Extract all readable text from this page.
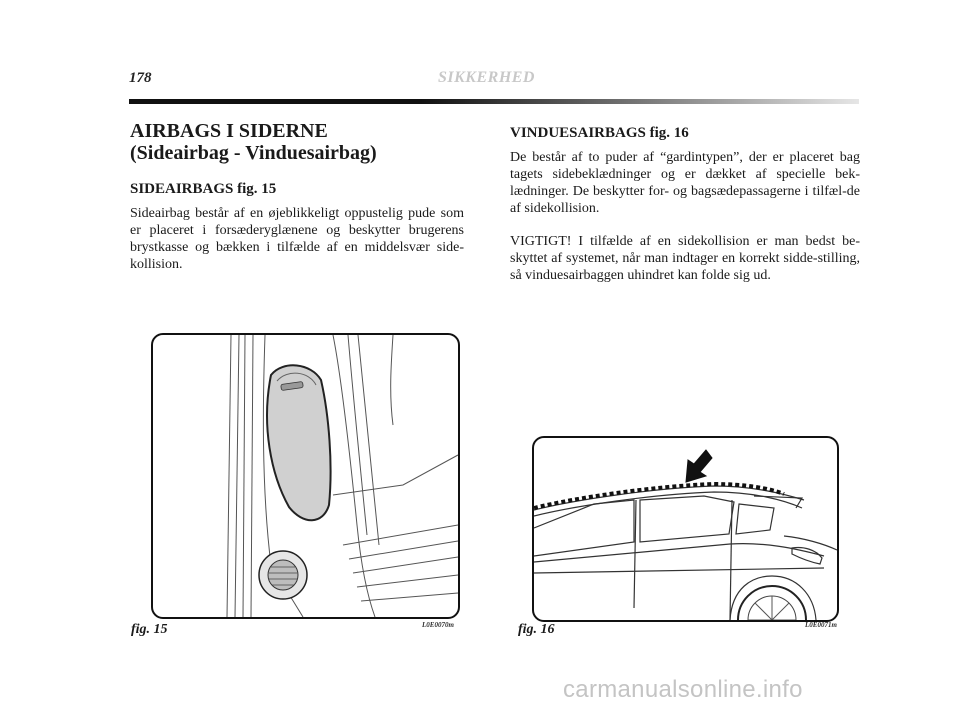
178	SIKKERHED
AIRBAGS I SIDERNE
(Sideairbag - Vinduesairbag)
SIDEAIRBAGS fig. 15

Sideairbag består af en øjeblikkeligt oppustelig pude som er placeret i forsæderyglænene og beskytter brugerens brystkasse og bækken i tilfælde af en middelsvær side-kollision.

VINDUESAIRBAGS fig. 16

De består af to puder af “gardintypen”, der er placeret bag tagets sidebeklædninger og er dækket af specielle bek-lædninger. De beskytter for- og bagsædepassagerne i tilfæl-de af sidekollision.

VIGTIGT! I tilfælde af en sidekollision er man bedst be-skyttet af systemet, når man indtager en korrekt sidde-stilling, så vinduesairbaggen uhindret kan folde sig ud.

fig. 15	L0E0070m	fig. 16	L0E0071m
carmanualsonline.info
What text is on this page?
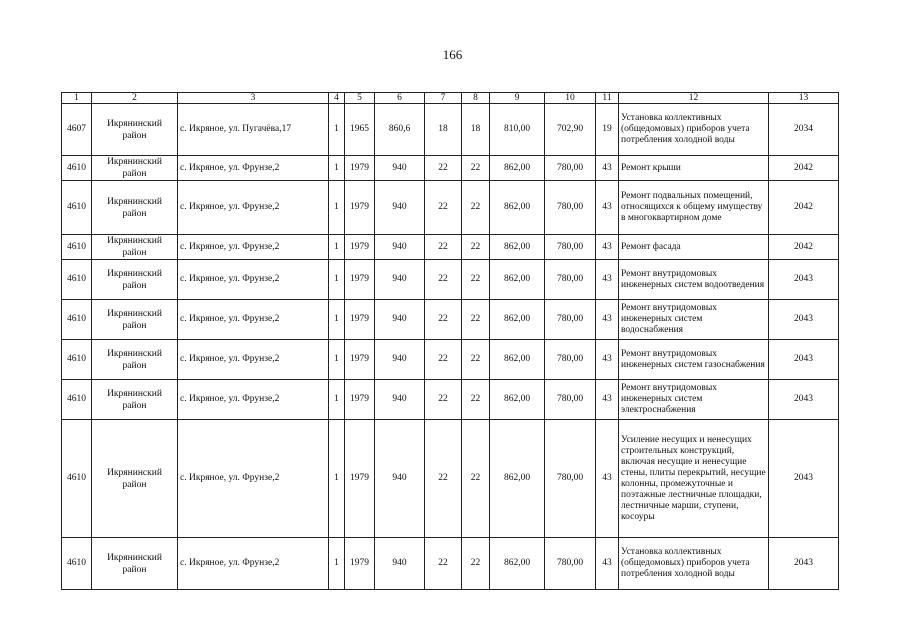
166
1	2	3	4	5	6	7	8	9	10	11	12	13
4607	Икрянинский район	с. Икряное, ул. Пугачёва,17	1	1965	860,6	18	18	810,00	702,90	19	Установка коллективных (общедомовых) приборов учета потребления холодной воды	2034
4610	Икрянинский район	с. Икряное, ул. Фрунзе,2	1	1979	940	22	22	862,00	780,00	43	Ремонт крыши	2042
4610	Икрянинский район	с. Икряное, ул. Фрунзе,2	1	1979	940	22	22	862,00	780,00	43	Ремонт подвальных помещений, относящихся к общему имуществу в многоквартирном доме	2042
4610	Икрянинский район	с. Икряное, ул. Фрунзе,2	1	1979	940	22	22	862,00	780,00	43	Ремонт фасада	2042
4610	Икрянинский район	с. Икряное, ул. Фрунзе,2	1	1979	940	22	22	862,00	780,00	43	Ремонт внутридомовых инженерных систем водоотведения	2043
4610	Икрянинский район	с. Икряное, ул. Фрунзе,2	1	1979	940	22	22	862,00	780,00	43	Ремонт внутридомовых инженерных систем водоснабжения	2043
4610	Икрянинский район	с. Икряное, ул. Фрунзе,2	1	1979	940	22	22	862,00	780,00	43	Ремонт внутридомовых инженерных систем газоснабжения	2043
4610	Икрянинский район	с. Икряное, ул. Фрунзе,2	1	1979	940	22	22	862,00	780,00	43	Ремонт внутридомовых инженерных систем электроснабжения	2043
4610	Икрянинский район	с. Икряное, ул. Фрунзе,2	1	1979	940	22	22	862,00	780,00	43	Усиление несущих и ненесущих строительных конструкций, включая несущие и ненесущие стены, плиты перекрытий, несущие колонны, промежуточные и поэтажные лестничные площадки, лестничные марши, ступени, косоуры	2043
4610	Икрянинский район	с. Икряное, ул. Фрунзе,2	1	1979	940	22	22	862,00	780,00	43	Установка коллективных (общедомовых) приборов учета потребления холодной воды	2043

□ □ □ □ □

Transcribe the listing above verbatim. Omit the pictures.

Extract all readable text from this page.
178	SIKKERHED
AIRBAGS I SIDERNE
(Sideairbag - Vinduesairbag)
SIDEAIRBAGS fig. 15

Sideairbag består af en øjeblikkeligt oppustelig pude som er placeret i forsæderyglænene og beskytter brugerens brystkasse og bækken i tilfælde af en middelsvær side-kollision.

VINDUESAIRBAGS fig. 16

De består af to puder af “gardintypen”, der er placeret bag tagets sidebeklædninger og er dækket af specielle bek-lædninger. De beskytter for- og bagsædepassagerne i tilfæl-de af sidekollision.

VIGTIGT! I tilfælde af en sidekollision er man bedst be-skyttet af systemet, når man indtager en korrekt sidde-stilling, så vinduesairbaggen uhindret kan folde sig ud.

fig. 15	L0E0070m	fig. 16	L0E0071m
carmanualsonline.info
What text is on this page?
166
1	2	3	4	5	6	7	8	9	10	11	12	13
4607	Икрянинский район	с. Икряное, ул. Пугачёва,17	1	1965	860,6	18	18	810,00	702,90	19	Установка коллективных (общедомовых) приборов учета потребления холодной воды	2034
4610	Икрянинский район	с. Икряное, ул. Фрунзе,2	1	1979	940	22	22	862,00	780,00	43	Ремонт крыши	2042
4610	Икрянинский район	с. Икряное, ул. Фрунзе,2	1	1979	940	22	22	862,00	780,00	43	Ремонт подвальных помещений, относящихся к общему имуществу в многоквартирном доме	2042
4610	Икрянинский район	с. Икряное, ул. Фрунзе,2	1	1979	940	22	22	862,00	780,00	43	Ремонт фасада	2042
4610	Икрянинский район	с. Икряное, ул. Фрунзе,2	1	1979	940	22	22	862,00	780,00	43	Ремонт внутридомовых инженерных систем водоотведения	2043
4610	Икрянинский район	с. Икряное, ул. Фрунзе,2	1	1979	940	22	22	862,00	780,00	43	Ремонт внутридомовых инженерных систем водоснабжения	2043
4610	Икрянинский район	с. Икряное, ул. Фрунзе,2	1	1979	940	22	22	862,00	780,00	43	Ремонт внутридомовых инженерных систем газоснабжения	2043
4610	Икрянинский район	с. Икряное, ул. Фрунзе,2	1	1979	940	22	22	862,00	780,00	43	Ремонт внутридомовых инженерных систем электроснабжения	2043
4610	Икрянинский район	с. Икряное, ул. Фрунзе,2	1	1979	940	22	22	862,00	780,00	43	Усиление несущих и ненесущих строительных конструкций, включая несущие и ненесущие стены, плиты перекрытий, несущие колонны, промежуточные и поэтажные лестничные площадки, лестничные марши, ступени, косоуры	2043
4610	Икрянинский район	с. Икряное, ул. Фрунзе,2	1	1979	940	22	22	862,00	780,00	43	Установка коллективных (общедомовых) приборов учета потребления холодной воды	2043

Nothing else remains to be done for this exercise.